▶ _INSTRUCTIONS TO FOLLOW_:
Which lines in the material below contain the word "Songsaohi"? Copy each of them.
★ ★ ★
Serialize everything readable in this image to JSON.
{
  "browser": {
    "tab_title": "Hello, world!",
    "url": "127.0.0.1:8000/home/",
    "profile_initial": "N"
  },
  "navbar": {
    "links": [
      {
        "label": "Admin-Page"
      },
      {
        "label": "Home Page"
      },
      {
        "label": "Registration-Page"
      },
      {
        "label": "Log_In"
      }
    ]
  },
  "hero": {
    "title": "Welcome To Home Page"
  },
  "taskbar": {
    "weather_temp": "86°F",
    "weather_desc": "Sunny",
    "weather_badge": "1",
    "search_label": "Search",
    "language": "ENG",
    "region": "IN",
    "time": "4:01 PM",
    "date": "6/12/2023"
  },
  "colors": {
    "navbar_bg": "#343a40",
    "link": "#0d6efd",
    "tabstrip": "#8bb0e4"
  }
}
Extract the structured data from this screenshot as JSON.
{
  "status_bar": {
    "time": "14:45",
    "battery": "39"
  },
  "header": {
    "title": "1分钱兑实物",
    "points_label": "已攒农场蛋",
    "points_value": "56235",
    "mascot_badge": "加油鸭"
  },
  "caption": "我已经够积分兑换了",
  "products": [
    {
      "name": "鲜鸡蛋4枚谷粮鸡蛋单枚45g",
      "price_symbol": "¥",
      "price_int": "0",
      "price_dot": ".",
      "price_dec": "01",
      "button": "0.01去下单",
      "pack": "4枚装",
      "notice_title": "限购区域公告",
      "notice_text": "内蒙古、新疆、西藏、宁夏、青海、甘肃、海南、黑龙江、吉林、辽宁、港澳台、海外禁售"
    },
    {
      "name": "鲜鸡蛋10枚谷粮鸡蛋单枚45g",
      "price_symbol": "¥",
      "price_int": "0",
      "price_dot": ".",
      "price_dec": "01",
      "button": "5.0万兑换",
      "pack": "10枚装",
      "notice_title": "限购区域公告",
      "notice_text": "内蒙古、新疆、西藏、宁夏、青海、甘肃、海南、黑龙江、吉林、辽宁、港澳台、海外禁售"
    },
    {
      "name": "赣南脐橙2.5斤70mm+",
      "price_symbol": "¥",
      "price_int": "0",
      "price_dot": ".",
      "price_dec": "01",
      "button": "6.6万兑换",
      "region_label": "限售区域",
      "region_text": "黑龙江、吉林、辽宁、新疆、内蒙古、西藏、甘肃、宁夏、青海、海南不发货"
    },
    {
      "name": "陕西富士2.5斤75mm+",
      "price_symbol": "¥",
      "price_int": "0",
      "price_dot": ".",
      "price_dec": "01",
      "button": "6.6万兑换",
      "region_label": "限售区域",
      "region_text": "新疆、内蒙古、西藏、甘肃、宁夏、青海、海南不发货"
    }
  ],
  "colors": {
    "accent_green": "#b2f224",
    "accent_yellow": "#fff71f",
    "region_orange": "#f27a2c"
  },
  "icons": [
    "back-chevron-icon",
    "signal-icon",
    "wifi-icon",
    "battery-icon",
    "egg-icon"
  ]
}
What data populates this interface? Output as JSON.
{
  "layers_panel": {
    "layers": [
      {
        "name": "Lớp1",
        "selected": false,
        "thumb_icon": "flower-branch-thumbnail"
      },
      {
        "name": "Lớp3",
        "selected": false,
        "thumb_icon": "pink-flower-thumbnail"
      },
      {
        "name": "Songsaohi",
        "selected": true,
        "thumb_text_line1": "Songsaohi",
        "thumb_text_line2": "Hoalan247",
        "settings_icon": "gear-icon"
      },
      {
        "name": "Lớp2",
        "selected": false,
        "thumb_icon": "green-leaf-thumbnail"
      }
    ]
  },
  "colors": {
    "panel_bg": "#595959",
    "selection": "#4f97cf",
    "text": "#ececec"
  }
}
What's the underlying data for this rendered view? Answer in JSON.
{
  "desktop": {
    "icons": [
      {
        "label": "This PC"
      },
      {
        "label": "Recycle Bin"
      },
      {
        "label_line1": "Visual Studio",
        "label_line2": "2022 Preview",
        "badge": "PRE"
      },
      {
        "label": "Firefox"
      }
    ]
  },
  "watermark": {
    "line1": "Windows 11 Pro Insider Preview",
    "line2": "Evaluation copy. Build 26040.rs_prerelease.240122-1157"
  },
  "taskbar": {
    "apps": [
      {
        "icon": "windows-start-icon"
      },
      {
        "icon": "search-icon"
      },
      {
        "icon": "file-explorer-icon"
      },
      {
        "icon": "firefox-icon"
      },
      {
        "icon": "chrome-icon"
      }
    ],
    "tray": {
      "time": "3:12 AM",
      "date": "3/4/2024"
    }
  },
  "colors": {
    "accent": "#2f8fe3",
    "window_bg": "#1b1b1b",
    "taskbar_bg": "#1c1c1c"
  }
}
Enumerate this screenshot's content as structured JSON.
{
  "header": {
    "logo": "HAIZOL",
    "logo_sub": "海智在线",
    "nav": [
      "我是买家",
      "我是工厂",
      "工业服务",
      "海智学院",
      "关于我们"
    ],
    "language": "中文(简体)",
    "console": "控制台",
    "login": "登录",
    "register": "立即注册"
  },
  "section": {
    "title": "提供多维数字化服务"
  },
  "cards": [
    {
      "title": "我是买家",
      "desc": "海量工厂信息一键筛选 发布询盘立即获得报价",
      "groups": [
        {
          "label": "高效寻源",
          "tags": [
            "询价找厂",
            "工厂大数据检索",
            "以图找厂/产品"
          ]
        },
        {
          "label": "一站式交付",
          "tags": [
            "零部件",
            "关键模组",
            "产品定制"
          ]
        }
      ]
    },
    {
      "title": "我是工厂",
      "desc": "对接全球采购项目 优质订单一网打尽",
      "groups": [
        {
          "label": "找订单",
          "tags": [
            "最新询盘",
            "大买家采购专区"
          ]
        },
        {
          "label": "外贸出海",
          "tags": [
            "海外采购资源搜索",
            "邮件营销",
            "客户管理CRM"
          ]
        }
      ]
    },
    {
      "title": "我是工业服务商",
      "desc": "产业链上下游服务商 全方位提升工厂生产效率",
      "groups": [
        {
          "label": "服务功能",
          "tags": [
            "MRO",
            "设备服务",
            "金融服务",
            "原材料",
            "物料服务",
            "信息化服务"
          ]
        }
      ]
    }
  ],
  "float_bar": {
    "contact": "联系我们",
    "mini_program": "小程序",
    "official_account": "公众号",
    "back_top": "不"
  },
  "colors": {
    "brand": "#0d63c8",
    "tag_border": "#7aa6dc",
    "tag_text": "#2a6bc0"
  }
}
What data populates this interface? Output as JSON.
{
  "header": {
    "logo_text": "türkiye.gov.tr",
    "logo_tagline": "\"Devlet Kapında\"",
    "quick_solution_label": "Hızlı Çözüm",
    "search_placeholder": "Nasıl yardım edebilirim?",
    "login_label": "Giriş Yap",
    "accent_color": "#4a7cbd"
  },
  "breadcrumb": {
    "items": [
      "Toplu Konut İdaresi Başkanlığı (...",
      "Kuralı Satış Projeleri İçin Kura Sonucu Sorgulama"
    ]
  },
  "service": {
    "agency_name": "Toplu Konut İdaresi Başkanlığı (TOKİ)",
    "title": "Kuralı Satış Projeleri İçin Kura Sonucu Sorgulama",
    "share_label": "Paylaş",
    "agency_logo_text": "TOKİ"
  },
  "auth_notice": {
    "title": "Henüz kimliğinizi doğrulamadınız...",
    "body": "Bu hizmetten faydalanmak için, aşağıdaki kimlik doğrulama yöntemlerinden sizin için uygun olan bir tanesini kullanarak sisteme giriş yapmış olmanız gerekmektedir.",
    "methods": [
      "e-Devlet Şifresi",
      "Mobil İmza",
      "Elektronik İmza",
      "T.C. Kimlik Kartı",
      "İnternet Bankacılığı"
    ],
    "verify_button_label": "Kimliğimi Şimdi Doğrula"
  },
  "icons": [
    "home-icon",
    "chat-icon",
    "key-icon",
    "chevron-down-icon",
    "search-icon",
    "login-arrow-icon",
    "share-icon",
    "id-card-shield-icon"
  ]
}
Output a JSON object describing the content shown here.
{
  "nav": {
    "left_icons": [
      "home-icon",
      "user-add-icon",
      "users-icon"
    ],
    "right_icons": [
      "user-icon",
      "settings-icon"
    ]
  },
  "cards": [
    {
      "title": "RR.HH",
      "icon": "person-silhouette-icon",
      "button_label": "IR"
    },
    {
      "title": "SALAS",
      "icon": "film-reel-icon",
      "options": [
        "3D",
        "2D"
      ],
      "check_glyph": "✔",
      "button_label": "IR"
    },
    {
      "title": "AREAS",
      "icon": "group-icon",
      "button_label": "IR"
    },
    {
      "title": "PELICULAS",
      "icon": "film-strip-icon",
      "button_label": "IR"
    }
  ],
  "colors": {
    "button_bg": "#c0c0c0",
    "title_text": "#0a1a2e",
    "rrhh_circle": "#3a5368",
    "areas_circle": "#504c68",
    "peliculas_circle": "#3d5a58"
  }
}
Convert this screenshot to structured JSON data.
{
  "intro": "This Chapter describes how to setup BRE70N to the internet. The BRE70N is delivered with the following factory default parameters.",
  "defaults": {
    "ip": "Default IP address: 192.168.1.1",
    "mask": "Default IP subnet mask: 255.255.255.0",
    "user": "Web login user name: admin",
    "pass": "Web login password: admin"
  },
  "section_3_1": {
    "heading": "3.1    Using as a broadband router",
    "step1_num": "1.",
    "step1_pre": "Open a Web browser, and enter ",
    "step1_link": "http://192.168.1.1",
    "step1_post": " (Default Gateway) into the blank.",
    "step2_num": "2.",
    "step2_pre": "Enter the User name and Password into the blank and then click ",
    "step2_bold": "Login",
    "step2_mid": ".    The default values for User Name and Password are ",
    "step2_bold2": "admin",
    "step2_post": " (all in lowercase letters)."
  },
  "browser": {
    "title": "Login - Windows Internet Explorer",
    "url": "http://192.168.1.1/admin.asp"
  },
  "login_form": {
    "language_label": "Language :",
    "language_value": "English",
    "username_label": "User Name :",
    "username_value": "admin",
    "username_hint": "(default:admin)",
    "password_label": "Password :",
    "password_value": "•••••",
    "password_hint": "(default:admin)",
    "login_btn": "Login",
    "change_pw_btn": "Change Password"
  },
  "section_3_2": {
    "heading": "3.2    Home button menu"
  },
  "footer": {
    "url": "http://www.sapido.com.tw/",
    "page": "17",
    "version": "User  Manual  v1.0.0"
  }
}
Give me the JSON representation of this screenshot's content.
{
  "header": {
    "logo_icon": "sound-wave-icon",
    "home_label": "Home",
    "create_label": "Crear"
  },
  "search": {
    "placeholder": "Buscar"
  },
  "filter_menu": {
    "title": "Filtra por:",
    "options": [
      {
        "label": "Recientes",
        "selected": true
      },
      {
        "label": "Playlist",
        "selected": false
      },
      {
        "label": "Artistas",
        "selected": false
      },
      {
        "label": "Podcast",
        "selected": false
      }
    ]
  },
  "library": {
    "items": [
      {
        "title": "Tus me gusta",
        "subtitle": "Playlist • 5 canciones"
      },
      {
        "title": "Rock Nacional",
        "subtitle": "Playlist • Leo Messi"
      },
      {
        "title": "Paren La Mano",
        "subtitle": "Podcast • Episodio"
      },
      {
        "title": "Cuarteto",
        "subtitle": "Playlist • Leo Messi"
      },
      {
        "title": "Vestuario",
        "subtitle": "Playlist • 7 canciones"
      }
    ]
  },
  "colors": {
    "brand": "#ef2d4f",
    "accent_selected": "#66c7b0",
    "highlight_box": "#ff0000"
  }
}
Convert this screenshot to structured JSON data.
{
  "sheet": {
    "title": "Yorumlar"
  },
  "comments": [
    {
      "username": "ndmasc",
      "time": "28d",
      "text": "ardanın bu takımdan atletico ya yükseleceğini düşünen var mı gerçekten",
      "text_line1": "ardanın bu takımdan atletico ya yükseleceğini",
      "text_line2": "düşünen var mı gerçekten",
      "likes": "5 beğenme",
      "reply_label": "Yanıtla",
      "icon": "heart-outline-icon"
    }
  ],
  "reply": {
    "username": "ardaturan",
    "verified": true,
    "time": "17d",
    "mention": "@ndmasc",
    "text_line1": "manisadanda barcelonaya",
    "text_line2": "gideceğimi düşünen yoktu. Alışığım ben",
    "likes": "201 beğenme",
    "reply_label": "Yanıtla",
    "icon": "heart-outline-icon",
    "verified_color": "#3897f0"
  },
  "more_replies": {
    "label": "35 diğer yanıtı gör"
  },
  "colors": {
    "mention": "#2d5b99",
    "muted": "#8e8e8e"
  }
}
★ ★ ★
▶ _COMPLETE RESPONSE_:
        "name": "Songsaohi",
        "thumb_text_line1": "Songsaohi",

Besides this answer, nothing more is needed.